TASK STATEMENT ->
Below are some records: retype them all exactly, but not the pictures.

INFORMATION SUPPLIED ->
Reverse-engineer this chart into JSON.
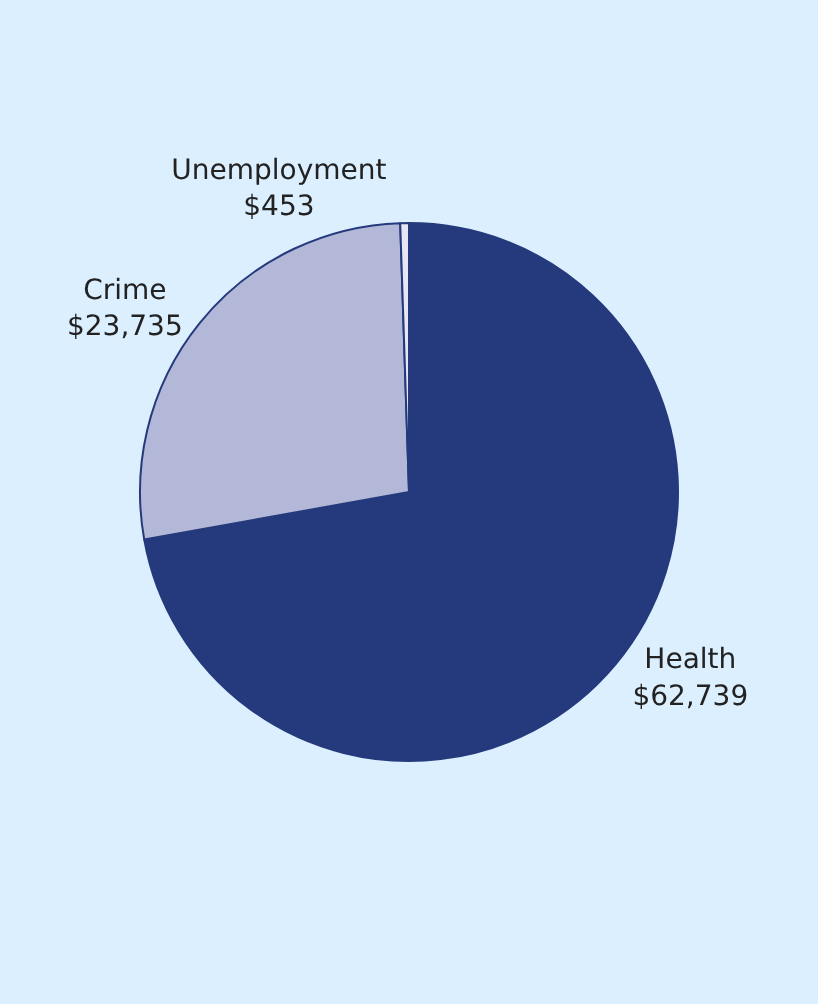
{
  "chart_data": {
    "type": "pie",
    "categories": [
      "Health",
      "Crime",
      "Unemployment"
    ],
    "values": [
      62739,
      23735,
      453
    ],
    "value_labels": [
      "$62,739",
      "$23,735",
      "$453"
    ],
    "colors": [
      "#253a7c",
      "#b4b8d8",
      "#e8e6f4"
    ],
    "legend": false
  }
}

RESULT FOR THIS TASK ->
Reverse-engineer this chart into JSON.
{
  "chart_data": {
    "type": "pie",
    "categories": [
      "Health",
      "Crime",
      "Unemployment"
    ],
    "values": [
      62739,
      23735,
      453
    ],
    "value_labels": [
      "$62,739",
      "$23,735",
      "$453"
    ],
    "colors": [
      "#253a7c",
      "#b4b8d8",
      "#e8e6f4"
    ],
    "legend": false
  }
}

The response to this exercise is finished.